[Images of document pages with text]
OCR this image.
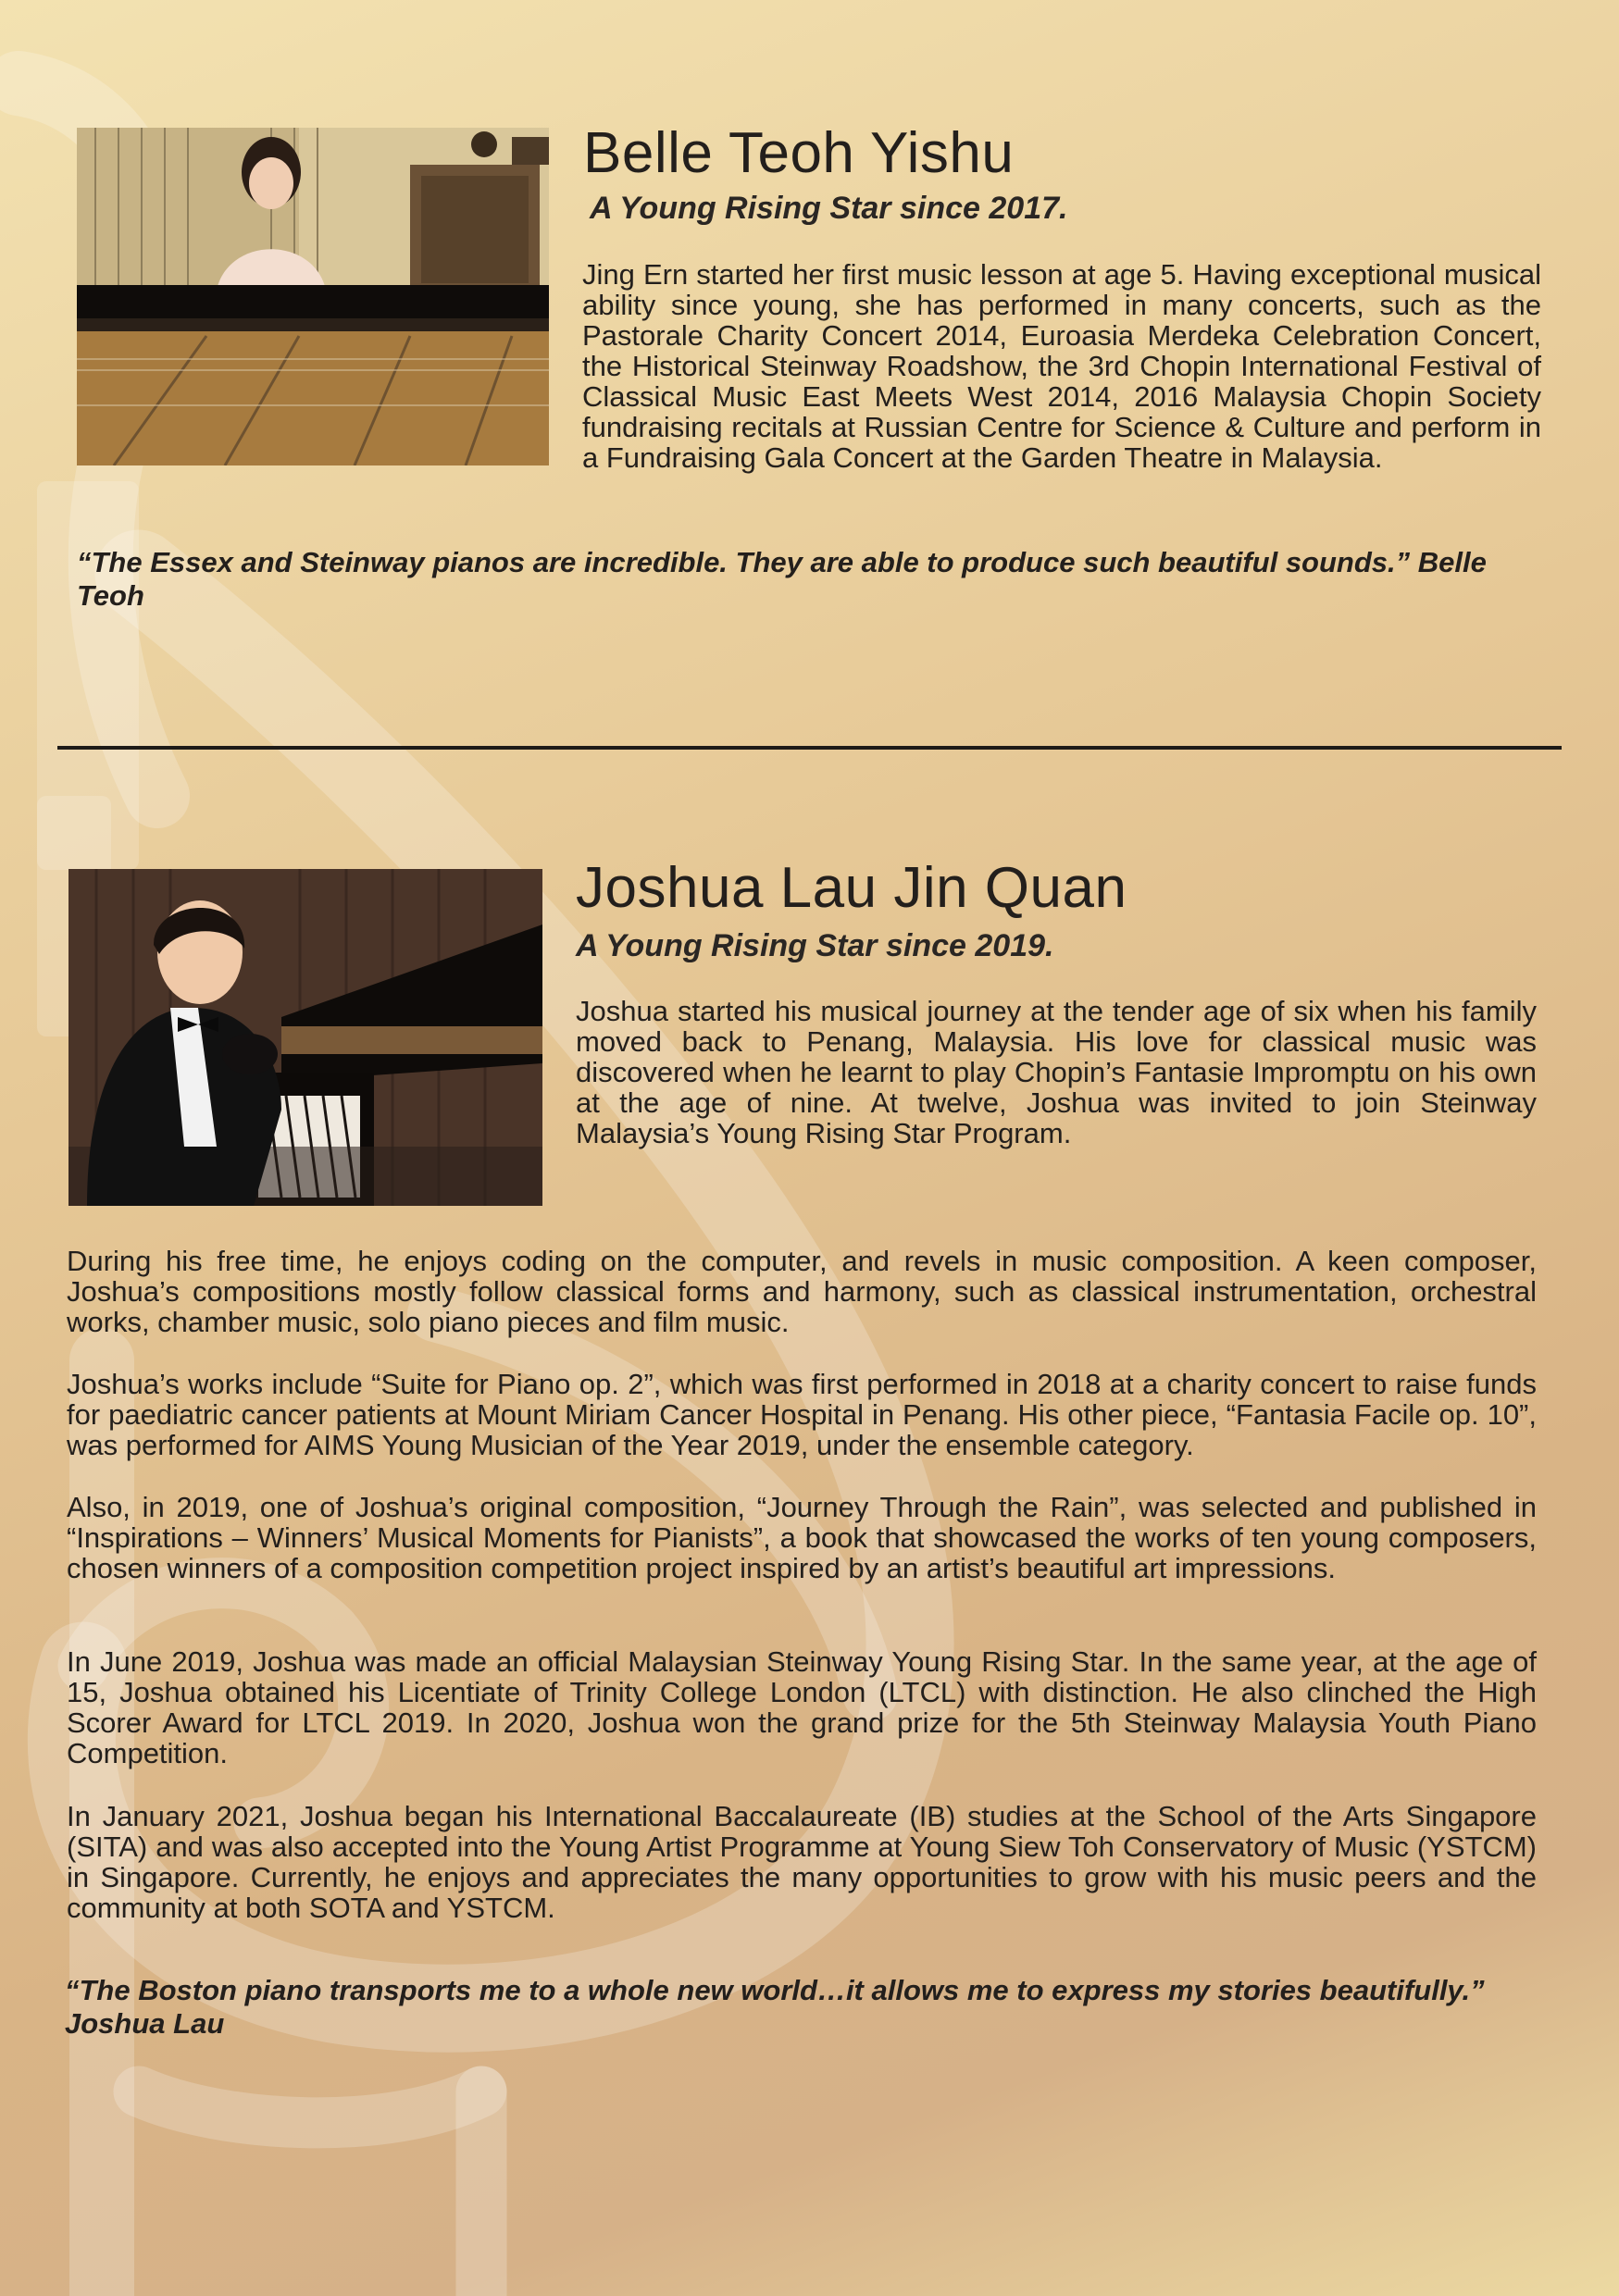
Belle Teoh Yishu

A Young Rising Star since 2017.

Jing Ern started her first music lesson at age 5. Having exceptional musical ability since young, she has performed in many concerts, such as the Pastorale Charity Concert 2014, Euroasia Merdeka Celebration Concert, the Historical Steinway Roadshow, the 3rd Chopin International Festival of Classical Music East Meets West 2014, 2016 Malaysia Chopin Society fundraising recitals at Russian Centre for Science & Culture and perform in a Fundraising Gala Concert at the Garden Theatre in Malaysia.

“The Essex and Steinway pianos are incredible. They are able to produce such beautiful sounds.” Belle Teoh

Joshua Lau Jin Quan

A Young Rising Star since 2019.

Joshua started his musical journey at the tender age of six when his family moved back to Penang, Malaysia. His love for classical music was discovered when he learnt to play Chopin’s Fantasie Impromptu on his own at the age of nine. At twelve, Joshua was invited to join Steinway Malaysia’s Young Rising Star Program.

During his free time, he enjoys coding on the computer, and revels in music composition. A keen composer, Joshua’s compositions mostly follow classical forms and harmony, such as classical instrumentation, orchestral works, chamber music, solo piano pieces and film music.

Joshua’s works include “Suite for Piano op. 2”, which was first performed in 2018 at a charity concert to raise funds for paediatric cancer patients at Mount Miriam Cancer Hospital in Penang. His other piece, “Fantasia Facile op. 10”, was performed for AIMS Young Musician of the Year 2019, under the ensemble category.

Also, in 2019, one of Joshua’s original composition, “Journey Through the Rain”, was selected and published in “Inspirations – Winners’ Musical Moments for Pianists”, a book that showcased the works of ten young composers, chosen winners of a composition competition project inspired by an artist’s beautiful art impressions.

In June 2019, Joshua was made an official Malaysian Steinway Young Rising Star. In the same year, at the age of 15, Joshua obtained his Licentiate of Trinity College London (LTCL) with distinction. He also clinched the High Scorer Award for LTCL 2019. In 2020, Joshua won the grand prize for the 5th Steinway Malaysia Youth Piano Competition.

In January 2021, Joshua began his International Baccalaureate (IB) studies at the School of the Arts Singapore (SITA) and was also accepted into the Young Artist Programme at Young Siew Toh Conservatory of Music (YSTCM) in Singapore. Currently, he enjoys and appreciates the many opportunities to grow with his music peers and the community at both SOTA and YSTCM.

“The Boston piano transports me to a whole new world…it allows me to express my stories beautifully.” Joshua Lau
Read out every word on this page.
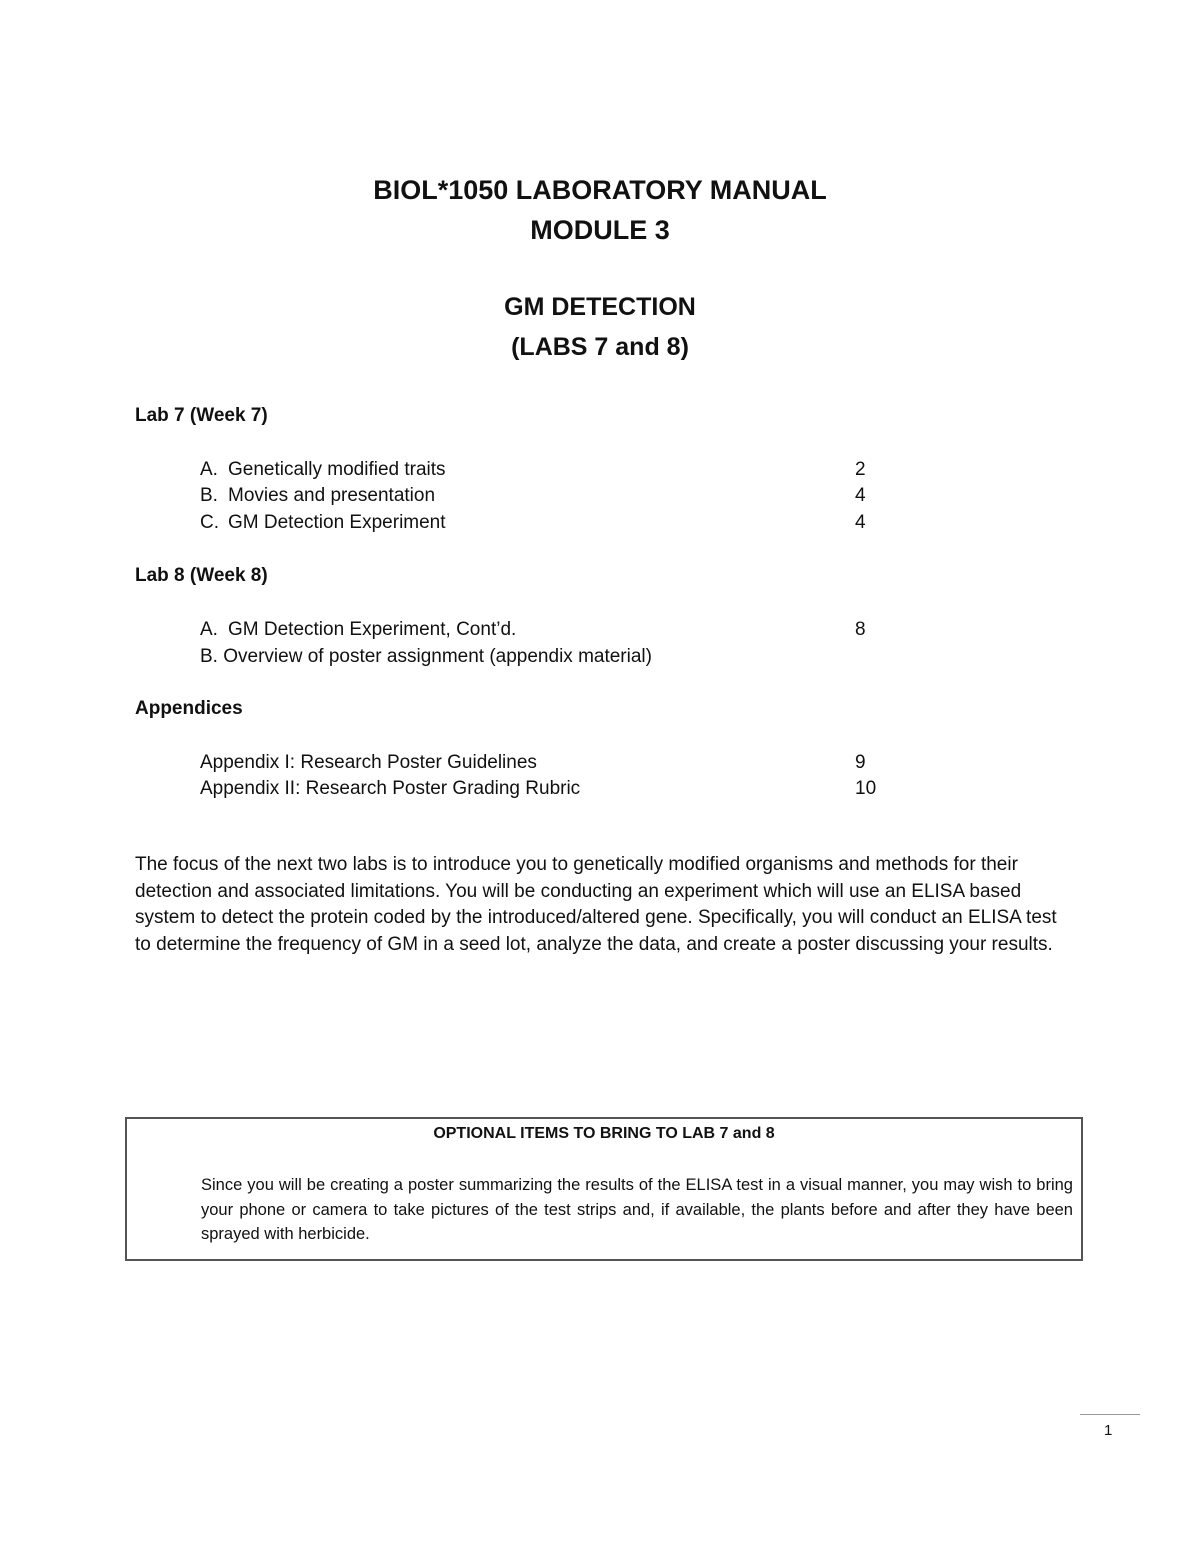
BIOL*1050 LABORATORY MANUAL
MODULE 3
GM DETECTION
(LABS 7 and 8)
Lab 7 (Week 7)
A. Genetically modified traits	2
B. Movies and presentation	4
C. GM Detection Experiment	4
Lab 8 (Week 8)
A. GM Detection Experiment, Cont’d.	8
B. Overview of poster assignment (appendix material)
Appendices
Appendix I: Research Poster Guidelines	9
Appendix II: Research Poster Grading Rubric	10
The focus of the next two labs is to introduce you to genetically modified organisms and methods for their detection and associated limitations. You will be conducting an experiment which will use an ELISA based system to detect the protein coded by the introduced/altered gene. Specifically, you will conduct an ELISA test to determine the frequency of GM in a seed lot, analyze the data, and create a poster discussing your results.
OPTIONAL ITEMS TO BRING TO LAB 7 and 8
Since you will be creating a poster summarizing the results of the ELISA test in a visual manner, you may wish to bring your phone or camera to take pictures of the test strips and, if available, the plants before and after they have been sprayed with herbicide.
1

* [About this exercise]:
With the pictures omitted, the records above are to be repeated exactly.

* [Task solution]:
OCR this image.
Belle Teoh Yishu

A Young Rising Star since 2017.

Jing Ern started her first music lesson at age 5. Having exceptional musical ability since young, she has performed in many concerts, such as the Pastorale Charity Concert 2014, Euroasia Merdeka Celebration Concert, the Historical Steinway Roadshow, the 3rd Chopin International Festival of Classical Music East Meets West 2014, 2016 Malaysia Chopin Society fundraising recitals at Russian Centre for Science & Culture and perform in a Fundraising Gala Concert at the Garden Theatre in Malaysia.

“The Essex and Steinway pianos are incredible. They are able to produce such beautiful sounds.” Belle Teoh

Joshua Lau Jin Quan

A Young Rising Star since 2019.

Joshua started his musical journey at the tender age of six when his family moved back to Penang, Malaysia. His love for classical music was discovered when he learnt to play Chopin’s Fantasie Impromptu on his own at the age of nine. At twelve, Joshua was invited to join Steinway Malaysia’s Young Rising Star Program.

During his free time, he enjoys coding on the computer, and revels in music composition. A keen composer, Joshua’s compositions mostly follow classical forms and harmony, such as classical instrumentation, orchestral works, chamber music, solo piano pieces and film music.

Joshua’s works include “Suite for Piano op. 2”, which was first performed in 2018 at a charity concert to raise funds for paediatric cancer patients at Mount Miriam Cancer Hospital in Penang. His other piece, “Fantasia Facile op. 10”, was performed for AIMS Young Musician of the Year 2019, under the ensemble category.

Also, in 2019, one of Joshua’s original composition, “Journey Through the Rain”, was selected and published in “Inspirations – Winners’ Musical Moments for Pianists”, a book that showcased the works of ten young composers, chosen winners of a composition competition project inspired by an artist’s beautiful art impressions.

In June 2019, Joshua was made an official Malaysian Steinway Young Rising Star. In the same year, at the age of 15, Joshua obtained his Licentiate of Trinity College London (LTCL) with distinction. He also clinched the High Scorer Award for LTCL 2019. In 2020, Joshua won the grand prize for the 5th Steinway Malaysia Youth Piano Competition.

In January 2021, Joshua began his International Baccalaureate (IB) studies at the School of the Arts Singapore (SITA) and was also accepted into the Young Artist Programme at Young Siew Toh Conservatory of Music (YSTCM) in Singapore. Currently, he enjoys and appreciates the many opportunities to grow with his music peers and the community at both SOTA and YSTCM.

“The Boston piano transports me to a whole new world…it allows me to express my stories beautifully.” Joshua Lau
Read out every word on this page.
BIOL*1050 LABORATORY MANUAL
MODULE 3
GM DETECTION
(LABS 7 and 8)
Lab 7 (Week 7)
A. Genetically modified traits	2
B. Movies and presentation	4
C. GM Detection Experiment	4
Lab 8 (Week 8)
A. GM Detection Experiment, Cont’d.	8
B. Overview of poster assignment (appendix material)
Appendices
Appendix I: Research Poster Guidelines	9
Appendix II: Research Poster Grading Rubric	10
The focus of the next two labs is to introduce you to genetically modified organisms and methods for their detection and associated limitations. You will be conducting an experiment which will use an ELISA based system to detect the protein coded by the introduced/altered gene. Specifically, you will conduct an ELISA test to determine the frequency of GM in a seed lot, analyze the data, and create a poster discussing your results.
OPTIONAL ITEMS TO BRING TO LAB 7 and 8
Since you will be creating a poster summarizing the results of the ELISA test in a visual manner, you may wish to bring your phone or camera to take pictures of the test strips and, if available, the plants before and after they have been sprayed with herbicide.
1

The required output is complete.